### Records for this task

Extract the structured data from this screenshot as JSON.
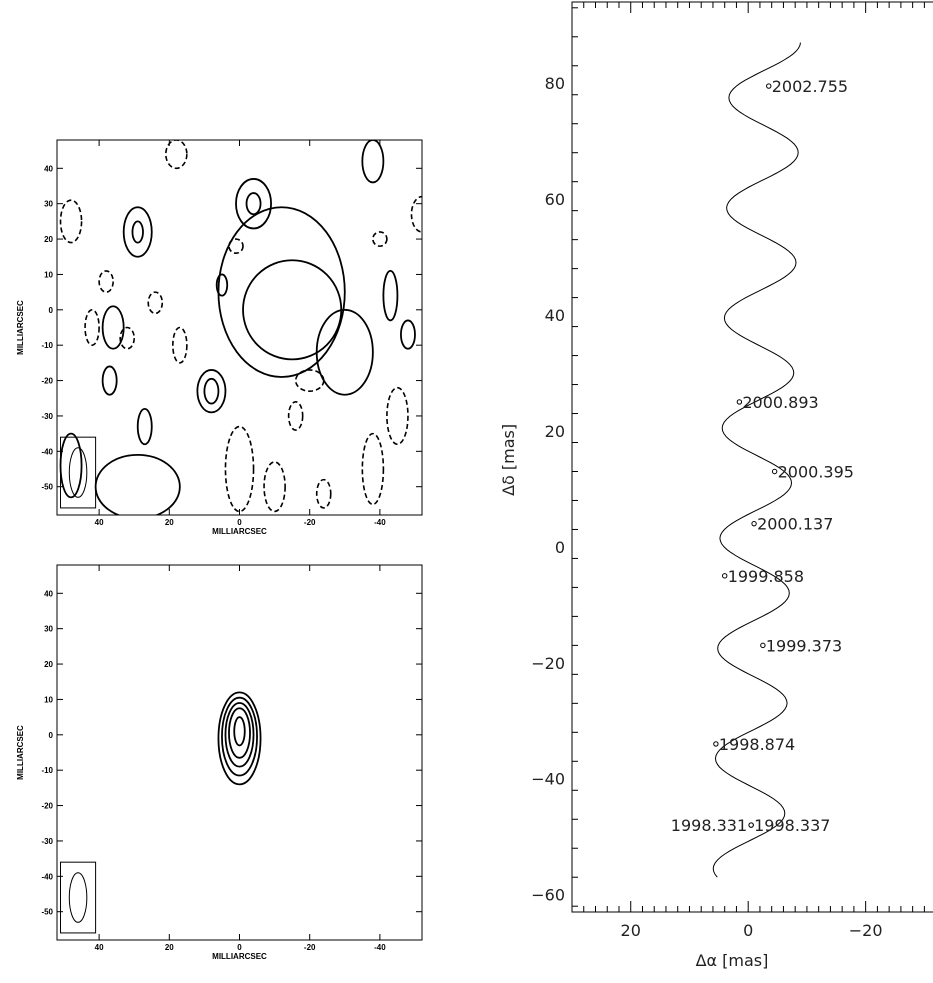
{
  "chart_data": [
    {
      "type": "contour",
      "panel": "top-left",
      "xlabel": "MILLIARCSEC",
      "ylabel": "MILLIARCSEC",
      "xlim": [
        52,
        -52
      ],
      "ylim": [
        -58,
        48
      ],
      "xticks": [
        40,
        20,
        0,
        -20,
        -40
      ],
      "yticks": [
        40,
        30,
        20,
        10,
        0,
        -10,
        -20,
        -30,
        -40,
        -50
      ],
      "contours": {
        "positive": [
          {
            "cx": -15,
            "cy": 0,
            "rx": 14,
            "ry": 14
          },
          {
            "cx": -12,
            "cy": 5,
            "rx": 18,
            "ry": 24
          },
          {
            "cx": -4,
            "cy": 30,
            "rx": 5,
            "ry": 7
          },
          {
            "cx": -4,
            "cy": 30,
            "rx": 2,
            "ry": 3
          },
          {
            "cx": -30,
            "cy": -12,
            "rx": 8,
            "ry": 12
          },
          {
            "cx": 29,
            "cy": 22,
            "rx": 4,
            "ry": 7
          },
          {
            "cx": 29,
            "cy": 22,
            "rx": 1.5,
            "ry": 3
          },
          {
            "cx": 8,
            "cy": -23,
            "rx": 4,
            "ry": 6
          },
          {
            "cx": 8,
            "cy": -23,
            "rx": 2,
            "ry": 3.5
          },
          {
            "cx": 48,
            "cy": -44,
            "rx": 3,
            "ry": 9
          },
          {
            "cx": 29,
            "cy": -50,
            "rx": 12,
            "ry": 9
          },
          {
            "cx": 27,
            "cy": -33,
            "rx": 2,
            "ry": 5
          },
          {
            "cx": 37,
            "cy": -20,
            "rx": 2,
            "ry": 4
          },
          {
            "cx": 36,
            "cy": -5,
            "rx": 3,
            "ry": 6
          },
          {
            "cx": 5,
            "cy": 7,
            "rx": 1.5,
            "ry": 3
          },
          {
            "cx": -48,
            "cy": -7,
            "rx": 2,
            "ry": 4
          },
          {
            "cx": -43,
            "cy": 4,
            "rx": 2,
            "ry": 7
          },
          {
            "cx": -38,
            "cy": 42,
            "rx": 3,
            "ry": 6
          }
        ],
        "negative": [
          {
            "cx": 42,
            "cy": -5,
            "rx": 2,
            "ry": 5
          },
          {
            "cx": 32,
            "cy": -8,
            "rx": 2,
            "ry": 3
          },
          {
            "cx": 17,
            "cy": -10,
            "rx": 2,
            "ry": 5
          },
          {
            "cx": 24,
            "cy": 2,
            "rx": 2,
            "ry": 3
          },
          {
            "cx": 38,
            "cy": 8,
            "rx": 2,
            "ry": 3
          },
          {
            "cx": -16,
            "cy": -30,
            "rx": 2,
            "ry": 4
          },
          {
            "cx": -20,
            "cy": -20,
            "rx": 4,
            "ry": 3
          },
          {
            "cx": 1,
            "cy": 18,
            "rx": 2,
            "ry": 2
          },
          {
            "cx": -45,
            "cy": -30,
            "rx": 3,
            "ry": 8
          },
          {
            "cx": -38,
            "cy": -45,
            "rx": 3,
            "ry": 10
          },
          {
            "cx": 0,
            "cy": -45,
            "rx": 4,
            "ry": 12
          },
          {
            "cx": -10,
            "cy": -50,
            "rx": 3,
            "ry": 7
          },
          {
            "cx": -40,
            "cy": 20,
            "rx": 2,
            "ry": 2
          },
          {
            "cx": -52,
            "cy": 27,
            "rx": 3,
            "ry": 5
          },
          {
            "cx": 48,
            "cy": 25,
            "rx": 3,
            "ry": 6
          },
          {
            "cx": 18,
            "cy": 44,
            "rx": 3,
            "ry": 4
          },
          {
            "cx": -24,
            "cy": -52,
            "rx": 2,
            "ry": 4
          }
        ]
      },
      "beam": {
        "cx": 46,
        "cy": -46,
        "rx": 2.5,
        "ry": 7
      },
      "beam_box": {
        "x1": 51,
        "x2": 41,
        "y1": -56,
        "y2": -36
      }
    },
    {
      "type": "contour",
      "panel": "bottom-left",
      "xlabel": "MILLIARCSEC",
      "ylabel": "MILLIARCSEC",
      "xlim": [
        52,
        -52
      ],
      "ylim": [
        -58,
        48
      ],
      "xticks": [
        40,
        20,
        0,
        -20,
        -40
      ],
      "yticks": [
        40,
        30,
        20,
        10,
        0,
        -10,
        -20,
        -30,
        -40,
        -50
      ],
      "contours": {
        "positive": [
          {
            "cx": 0,
            "cy": -1,
            "rx": 6,
            "ry": 13
          },
          {
            "cx": 0,
            "cy": -0.5,
            "rx": 5,
            "ry": 11
          },
          {
            "cx": 0,
            "cy": 0,
            "rx": 4,
            "ry": 9
          },
          {
            "cx": 0,
            "cy": 0.5,
            "rx": 3,
            "ry": 7
          },
          {
            "cx": 0,
            "cy": 1,
            "rx": 1.5,
            "ry": 4
          }
        ],
        "negative": []
      },
      "beam": {
        "cx": 46,
        "cy": -46,
        "rx": 2.5,
        "ry": 7
      },
      "beam_box": {
        "x1": 51,
        "x2": 41,
        "y1": -56,
        "y2": -36
      }
    },
    {
      "type": "line",
      "panel": "right",
      "xlabel": "Δα [mas]",
      "ylabel": "Δδ [mas]",
      "xlim": [
        30,
        -33
      ],
      "ylim": [
        -63,
        94
      ],
      "xticks": [
        20,
        0,
        -20
      ],
      "yticks": [
        80,
        60,
        40,
        20,
        0,
        -20,
        -40,
        -60
      ],
      "track": {
        "y_start": -57,
        "y_end": 87,
        "amplitude": 6,
        "period": 19,
        "phase_y": -46,
        "drift": 0.04
      },
      "epochs": [
        {
          "label": "2002.755",
          "x": -3.5,
          "y": 79.5,
          "side": "right"
        },
        {
          "label": "2000.893",
          "x": 1.5,
          "y": 25,
          "side": "right"
        },
        {
          "label": "2000.395",
          "x": -4.5,
          "y": 13,
          "side": "right"
        },
        {
          "label": "2000.137",
          "x": -1,
          "y": 4,
          "side": "right"
        },
        {
          "label": "1999.858",
          "x": 4,
          "y": -5,
          "side": "right"
        },
        {
          "label": "1999.373",
          "x": -2.5,
          "y": -17,
          "side": "right"
        },
        {
          "label": "1998.874",
          "x": 5.5,
          "y": -34,
          "side": "right"
        },
        {
          "label": "1998.331",
          "x": -0.5,
          "y": -48,
          "side": "left"
        },
        {
          "label": "1998.337",
          "x": -0.5,
          "y": -48,
          "side": "right"
        }
      ]
    }
  ]
}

### Prompt
Retype the whole listing, keeping every line identical and omitting all pictures.

### Task response
Extract the structured data from this screenshot as JSON.
{
  "chart_data": [
    {
      "type": "contour",
      "panel": "top-left",
      "xlabel": "MILLIARCSEC",
      "ylabel": "MILLIARCSEC",
      "xlim": [
        52,
        -52
      ],
      "ylim": [
        -58,
        48
      ],
      "xticks": [
        40,
        20,
        0,
        -20,
        -40
      ],
      "yticks": [
        40,
        30,
        20,
        10,
        0,
        -10,
        -20,
        -30,
        -40,
        -50
      ],
      "contours": {
        "positive": [
          {
            "cx": -15,
            "cy": 0,
            "rx": 14,
            "ry": 14
          },
          {
            "cx": -12,
            "cy": 5,
            "rx": 18,
            "ry": 24
          },
          {
            "cx": -4,
            "cy": 30,
            "rx": 5,
            "ry": 7
          },
          {
            "cx": -4,
            "cy": 30,
            "rx": 2,
            "ry": 3
          },
          {
            "cx": -30,
            "cy": -12,
            "rx": 8,
            "ry": 12
          },
          {
            "cx": 29,
            "cy": 22,
            "rx": 4,
            "ry": 7
          },
          {
            "cx": 29,
            "cy": 22,
            "rx": 1.5,
            "ry": 3
          },
          {
            "cx": 8,
            "cy": -23,
            "rx": 4,
            "ry": 6
          },
          {
            "cx": 8,
            "cy": -23,
            "rx": 2,
            "ry": 3.5
          },
          {
            "cx": 48,
            "cy": -44,
            "rx": 3,
            "ry": 9
          },
          {
            "cx": 29,
            "cy": -50,
            "rx": 12,
            "ry": 9
          },
          {
            "cx": 27,
            "cy": -33,
            "rx": 2,
            "ry": 5
          },
          {
            "cx": 37,
            "cy": -20,
            "rx": 2,
            "ry": 4
          },
          {
            "cx": 36,
            "cy": -5,
            "rx": 3,
            "ry": 6
          },
          {
            "cx": 5,
            "cy": 7,
            "rx": 1.5,
            "ry": 3
          },
          {
            "cx": -48,
            "cy": -7,
            "rx": 2,
            "ry": 4
          },
          {
            "cx": -43,
            "cy": 4,
            "rx": 2,
            "ry": 7
          },
          {
            "cx": -38,
            "cy": 42,
            "rx": 3,
            "ry": 6
          }
        ],
        "negative": [
          {
            "cx": 42,
            "cy": -5,
            "rx": 2,
            "ry": 5
          },
          {
            "cx": 32,
            "cy": -8,
            "rx": 2,
            "ry": 3
          },
          {
            "cx": 17,
            "cy": -10,
            "rx": 2,
            "ry": 5
          },
          {
            "cx": 24,
            "cy": 2,
            "rx": 2,
            "ry": 3
          },
          {
            "cx": 38,
            "cy": 8,
            "rx": 2,
            "ry": 3
          },
          {
            "cx": -16,
            "cy": -30,
            "rx": 2,
            "ry": 4
          },
          {
            "cx": -20,
            "cy": -20,
            "rx": 4,
            "ry": 3
          },
          {
            "cx": 1,
            "cy": 18,
            "rx": 2,
            "ry": 2
          },
          {
            "cx": -45,
            "cy": -30,
            "rx": 3,
            "ry": 8
          },
          {
            "cx": -38,
            "cy": -45,
            "rx": 3,
            "ry": 10
          },
          {
            "cx": 0,
            "cy": -45,
            "rx": 4,
            "ry": 12
          },
          {
            "cx": -10,
            "cy": -50,
            "rx": 3,
            "ry": 7
          },
          {
            "cx": -40,
            "cy": 20,
            "rx": 2,
            "ry": 2
          },
          {
            "cx": -52,
            "cy": 27,
            "rx": 3,
            "ry": 5
          },
          {
            "cx": 48,
            "cy": 25,
            "rx": 3,
            "ry": 6
          },
          {
            "cx": 18,
            "cy": 44,
            "rx": 3,
            "ry": 4
          },
          {
            "cx": -24,
            "cy": -52,
            "rx": 2,
            "ry": 4
          }
        ]
      },
      "beam": {
        "cx": 46,
        "cy": -46,
        "rx": 2.5,
        "ry": 7
      },
      "beam_box": {
        "x1": 51,
        "x2": 41,
        "y1": -56,
        "y2": -36
      }
    },
    {
      "type": "contour",
      "panel": "bottom-left",
      "xlabel": "MILLIARCSEC",
      "ylabel": "MILLIARCSEC",
      "xlim": [
        52,
        -52
      ],
      "ylim": [
        -58,
        48
      ],
      "xticks": [
        40,
        20,
        0,
        -20,
        -40
      ],
      "yticks": [
        40,
        30,
        20,
        10,
        0,
        -10,
        -20,
        -30,
        -40,
        -50
      ],
      "contours": {
        "positive": [
          {
            "cx": 0,
            "cy": -1,
            "rx": 6,
            "ry": 13
          },
          {
            "cx": 0,
            "cy": -0.5,
            "rx": 5,
            "ry": 11
          },
          {
            "cx": 0,
            "cy": 0,
            "rx": 4,
            "ry": 9
          },
          {
            "cx": 0,
            "cy": 0.5,
            "rx": 3,
            "ry": 7
          },
          {
            "cx": 0,
            "cy": 1,
            "rx": 1.5,
            "ry": 4
          }
        ],
        "negative": []
      },
      "beam": {
        "cx": 46,
        "cy": -46,
        "rx": 2.5,
        "ry": 7
      },
      "beam_box": {
        "x1": 51,
        "x2": 41,
        "y1": -56,
        "y2": -36
      }
    },
    {
      "type": "line",
      "panel": "right",
      "xlabel": "Δα [mas]",
      "ylabel": "Δδ [mas]",
      "xlim": [
        30,
        -33
      ],
      "ylim": [
        -63,
        94
      ],
      "xticks": [
        20,
        0,
        -20
      ],
      "yticks": [
        80,
        60,
        40,
        20,
        0,
        -20,
        -40,
        -60
      ],
      "track": {
        "y_start": -57,
        "y_end": 87,
        "amplitude": 6,
        "period": 19,
        "phase_y": -46,
        "drift": 0.04
      },
      "epochs": [
        {
          "label": "2002.755",
          "x": -3.5,
          "y": 79.5,
          "side": "right"
        },
        {
          "label": "2000.893",
          "x": 1.5,
          "y": 25,
          "side": "right"
        },
        {
          "label": "2000.395",
          "x": -4.5,
          "y": 13,
          "side": "right"
        },
        {
          "label": "2000.137",
          "x": -1,
          "y": 4,
          "side": "right"
        },
        {
          "label": "1999.858",
          "x": 4,
          "y": -5,
          "side": "right"
        },
        {
          "label": "1999.373",
          "x": -2.5,
          "y": -17,
          "side": "right"
        },
        {
          "label": "1998.874",
          "x": 5.5,
          "y": -34,
          "side": "right"
        },
        {
          "label": "1998.331",
          "x": -0.5,
          "y": -48,
          "side": "left"
        },
        {
          "label": "1998.337",
          "x": -0.5,
          "y": -48,
          "side": "right"
        }
      ]
    }
  ]
}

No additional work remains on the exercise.